### Set problem:
Each record below should appear again exactly as written.

— Begin —

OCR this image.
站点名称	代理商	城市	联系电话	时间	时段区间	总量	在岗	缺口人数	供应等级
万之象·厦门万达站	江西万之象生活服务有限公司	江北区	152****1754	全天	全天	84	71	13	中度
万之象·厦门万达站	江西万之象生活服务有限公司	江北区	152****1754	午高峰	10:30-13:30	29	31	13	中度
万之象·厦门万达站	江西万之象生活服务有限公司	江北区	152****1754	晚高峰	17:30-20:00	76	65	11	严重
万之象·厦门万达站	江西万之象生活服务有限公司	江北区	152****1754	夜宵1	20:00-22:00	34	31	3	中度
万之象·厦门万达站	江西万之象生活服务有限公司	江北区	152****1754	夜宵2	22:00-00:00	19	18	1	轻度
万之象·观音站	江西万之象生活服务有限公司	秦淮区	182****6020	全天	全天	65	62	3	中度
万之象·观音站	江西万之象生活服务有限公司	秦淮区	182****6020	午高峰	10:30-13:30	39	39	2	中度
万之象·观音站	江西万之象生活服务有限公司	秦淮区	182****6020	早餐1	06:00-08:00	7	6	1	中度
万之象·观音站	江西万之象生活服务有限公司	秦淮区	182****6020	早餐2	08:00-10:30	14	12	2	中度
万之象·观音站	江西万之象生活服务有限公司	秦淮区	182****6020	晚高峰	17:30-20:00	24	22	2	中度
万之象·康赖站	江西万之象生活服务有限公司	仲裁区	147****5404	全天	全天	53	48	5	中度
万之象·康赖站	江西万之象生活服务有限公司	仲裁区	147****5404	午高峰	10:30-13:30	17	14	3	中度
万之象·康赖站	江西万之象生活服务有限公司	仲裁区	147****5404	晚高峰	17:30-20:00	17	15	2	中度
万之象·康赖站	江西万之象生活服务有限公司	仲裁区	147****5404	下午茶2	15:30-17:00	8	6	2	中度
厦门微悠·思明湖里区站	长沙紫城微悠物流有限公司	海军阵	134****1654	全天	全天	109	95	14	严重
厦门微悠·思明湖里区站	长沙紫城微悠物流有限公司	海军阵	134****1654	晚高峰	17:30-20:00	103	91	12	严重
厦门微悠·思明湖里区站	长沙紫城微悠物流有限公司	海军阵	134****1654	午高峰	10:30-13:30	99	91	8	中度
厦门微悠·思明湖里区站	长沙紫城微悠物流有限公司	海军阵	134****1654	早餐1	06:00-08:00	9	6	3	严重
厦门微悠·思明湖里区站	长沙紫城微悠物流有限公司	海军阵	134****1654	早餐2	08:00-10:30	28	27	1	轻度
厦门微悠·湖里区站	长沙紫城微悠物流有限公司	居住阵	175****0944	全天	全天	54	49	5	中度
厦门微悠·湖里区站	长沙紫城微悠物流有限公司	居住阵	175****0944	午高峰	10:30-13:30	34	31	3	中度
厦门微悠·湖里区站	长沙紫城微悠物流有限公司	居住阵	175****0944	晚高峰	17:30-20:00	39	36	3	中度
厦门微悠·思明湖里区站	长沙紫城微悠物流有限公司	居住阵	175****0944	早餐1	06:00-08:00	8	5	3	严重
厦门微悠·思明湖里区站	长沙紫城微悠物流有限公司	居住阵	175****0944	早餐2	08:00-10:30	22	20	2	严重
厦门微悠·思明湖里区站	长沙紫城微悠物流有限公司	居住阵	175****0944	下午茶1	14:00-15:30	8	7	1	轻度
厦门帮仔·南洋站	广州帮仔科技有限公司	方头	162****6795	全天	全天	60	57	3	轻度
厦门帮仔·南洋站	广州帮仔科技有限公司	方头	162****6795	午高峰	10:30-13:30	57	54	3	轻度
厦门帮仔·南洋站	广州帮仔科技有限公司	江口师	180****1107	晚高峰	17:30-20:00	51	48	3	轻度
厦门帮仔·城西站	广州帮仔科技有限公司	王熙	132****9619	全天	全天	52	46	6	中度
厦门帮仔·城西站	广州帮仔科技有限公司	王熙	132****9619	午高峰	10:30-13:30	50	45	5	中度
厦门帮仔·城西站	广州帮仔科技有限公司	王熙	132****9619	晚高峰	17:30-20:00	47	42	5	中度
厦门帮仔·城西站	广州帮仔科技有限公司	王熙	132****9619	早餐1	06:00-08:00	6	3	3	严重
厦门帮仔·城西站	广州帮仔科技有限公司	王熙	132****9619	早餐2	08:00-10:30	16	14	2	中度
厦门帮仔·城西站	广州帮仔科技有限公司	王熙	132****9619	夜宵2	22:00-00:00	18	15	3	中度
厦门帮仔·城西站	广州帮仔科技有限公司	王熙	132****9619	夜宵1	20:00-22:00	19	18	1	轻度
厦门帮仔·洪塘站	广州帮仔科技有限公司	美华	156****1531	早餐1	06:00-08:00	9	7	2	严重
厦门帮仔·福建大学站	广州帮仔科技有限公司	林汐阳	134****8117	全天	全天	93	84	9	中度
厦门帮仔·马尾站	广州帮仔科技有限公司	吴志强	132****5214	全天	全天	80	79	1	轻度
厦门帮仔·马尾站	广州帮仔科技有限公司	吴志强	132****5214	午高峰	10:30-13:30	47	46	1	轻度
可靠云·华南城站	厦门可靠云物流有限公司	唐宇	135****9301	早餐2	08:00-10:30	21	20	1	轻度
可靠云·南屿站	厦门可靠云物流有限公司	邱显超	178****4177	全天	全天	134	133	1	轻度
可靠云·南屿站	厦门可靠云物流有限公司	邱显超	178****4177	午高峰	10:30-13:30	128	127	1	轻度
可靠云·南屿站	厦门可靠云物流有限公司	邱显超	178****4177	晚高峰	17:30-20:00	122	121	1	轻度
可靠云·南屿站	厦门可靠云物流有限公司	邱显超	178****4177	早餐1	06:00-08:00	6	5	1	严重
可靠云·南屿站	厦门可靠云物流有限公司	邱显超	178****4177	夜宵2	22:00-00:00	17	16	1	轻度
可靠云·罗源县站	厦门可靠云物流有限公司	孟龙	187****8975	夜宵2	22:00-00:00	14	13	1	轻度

— End —

### Task solution:
OCR this image.
站点名称	代理商	城市	联系电话	时间	时段区间	总量	在岗	缺口人数	供应等级
万之象·厦门万达站	江西万之象生活服务有限公司	江北区	152****1754	全天	全天	84	71	13	中度
万之象·厦门万达站	江西万之象生活服务有限公司	江北区	152****1754	午高峰	10:30-13:30	29	31	13	中度
万之象·厦门万达站	江西万之象生活服务有限公司	江北区	152****1754	晚高峰	17:30-20:00	76	65	11	严重
万之象·厦门万达站	江西万之象生活服务有限公司	江北区	152****1754	夜宵1	20:00-22:00	34	31	3	中度
万之象·厦门万达站	江西万之象生活服务有限公司	江北区	152****1754	夜宵2	22:00-00:00	19	18	1	轻度
万之象·观音站	江西万之象生活服务有限公司	秦淮区	182****6020	全天	全天	65	62	3	中度
万之象·观音站	江西万之象生活服务有限公司	秦淮区	182****6020	午高峰	10:30-13:30	39	39	2	中度
万之象·观音站	江西万之象生活服务有限公司	秦淮区	182****6020	早餐1	06:00-08:00	7	6	1	中度
万之象·观音站	江西万之象生活服务有限公司	秦淮区	182****6020	早餐2	08:00-10:30	14	12	2	中度
万之象·观音站	江西万之象生活服务有限公司	秦淮区	182****6020	晚高峰	17:30-20:00	24	22	2	中度
万之象·康赖站	江西万之象生活服务有限公司	仲裁区	147****5404	全天	全天	53	48	5	中度
万之象·康赖站	江西万之象生活服务有限公司	仲裁区	147****5404	午高峰	10:30-13:30	17	14	3	中度
万之象·康赖站	江西万之象生活服务有限公司	仲裁区	147****5404	晚高峰	17:30-20:00	17	15	2	中度
万之象·康赖站	江西万之象生活服务有限公司	仲裁区	147****5404	下午茶2	15:30-17:00	8	6	2	中度
厦门微悠·思明湖里区站	长沙紫城微悠物流有限公司	海军阵	134****1654	全天	全天	109	95	14	严重
厦门微悠·思明湖里区站	长沙紫城微悠物流有限公司	海军阵	134****1654	晚高峰	17:30-20:00	103	91	12	严重
厦门微悠·思明湖里区站	长沙紫城微悠物流有限公司	海军阵	134****1654	午高峰	10:30-13:30	99	91	8	中度
厦门微悠·思明湖里区站	长沙紫城微悠物流有限公司	海军阵	134****1654	早餐1	06:00-08:00	9	6	3	严重
厦门微悠·思明湖里区站	长沙紫城微悠物流有限公司	海军阵	134****1654	早餐2	08:00-10:30	28	27	1	轻度
厦门微悠·湖里区站	长沙紫城微悠物流有限公司	居住阵	175****0944	全天	全天	54	49	5	中度
厦门微悠·湖里区站	长沙紫城微悠物流有限公司	居住阵	175****0944	午高峰	10:30-13:30	34	31	3	中度
厦门微悠·湖里区站	长沙紫城微悠物流有限公司	居住阵	175****0944	晚高峰	17:30-20:00	39	36	3	中度
厦门微悠·思明湖里区站	长沙紫城微悠物流有限公司	居住阵	175****0944	早餐1	06:00-08:00	8	5	3	严重
厦门微悠·思明湖里区站	长沙紫城微悠物流有限公司	居住阵	175****0944	早餐2	08:00-10:30	22	20	2	严重
厦门微悠·思明湖里区站	长沙紫城微悠物流有限公司	居住阵	175****0944	下午茶1	14:00-15:30	8	7	1	轻度
厦门帮仔·南洋站	广州帮仔科技有限公司	方头	162****6795	全天	全天	60	57	3	轻度
厦门帮仔·南洋站	广州帮仔科技有限公司	方头	162****6795	午高峰	10:30-13:30	57	54	3	轻度
厦门帮仔·南洋站	广州帮仔科技有限公司	江口师	180****1107	晚高峰	17:30-20:00	51	48	3	轻度
厦门帮仔·城西站	广州帮仔科技有限公司	王熙	132****9619	全天	全天	52	46	6	中度
厦门帮仔·城西站	广州帮仔科技有限公司	王熙	132****9619	午高峰	10:30-13:30	50	45	5	中度
厦门帮仔·城西站	广州帮仔科技有限公司	王熙	132****9619	晚高峰	17:30-20:00	47	42	5	中度
厦门帮仔·城西站	广州帮仔科技有限公司	王熙	132****9619	早餐1	06:00-08:00	6	3	3	严重
厦门帮仔·城西站	广州帮仔科技有限公司	王熙	132****9619	早餐2	08:00-10:30	16	14	2	中度
厦门帮仔·城西站	广州帮仔科技有限公司	王熙	132****9619	夜宵2	22:00-00:00	18	15	3	中度
厦门帮仔·城西站	广州帮仔科技有限公司	王熙	132****9619	夜宵1	20:00-22:00	19	18	1	轻度
厦门帮仔·洪塘站	广州帮仔科技有限公司	美华	156****1531	早餐1	06:00-08:00	9	7	2	严重
厦门帮仔·福建大学站	广州帮仔科技有限公司	林汐阳	134****8117	全天	全天	93	84	9	中度
厦门帮仔·马尾站	广州帮仔科技有限公司	吴志强	132****5214	全天	全天	80	79	1	轻度
厦门帮仔·马尾站	广州帮仔科技有限公司	吴志强	132****5214	午高峰	10:30-13:30	47	46	1	轻度
可靠云·华南城站	厦门可靠云物流有限公司	唐宇	135****9301	早餐2	08:00-10:30	21	20	1	轻度
可靠云·南屿站	厦门可靠云物流有限公司	邱显超	178****4177	全天	全天	134	133	1	轻度
可靠云·南屿站	厦门可靠云物流有限公司	邱显超	178****4177	午高峰	10:30-13:30	128	127	1	轻度
可靠云·南屿站	厦门可靠云物流有限公司	邱显超	178****4177	晚高峰	17:30-20:00	122	121	1	轻度
可靠云·南屿站	厦门可靠云物流有限公司	邱显超	178****4177	早餐1	06:00-08:00	6	5	1	严重
可靠云·南屿站	厦门可靠云物流有限公司	邱显超	178****4177	夜宵2	22:00-00:00	17	16	1	轻度
可靠云·罗源县站	厦门可靠云物流有限公司	孟龙	187****8975	夜宵2	22:00-00:00	14	13	1	轻度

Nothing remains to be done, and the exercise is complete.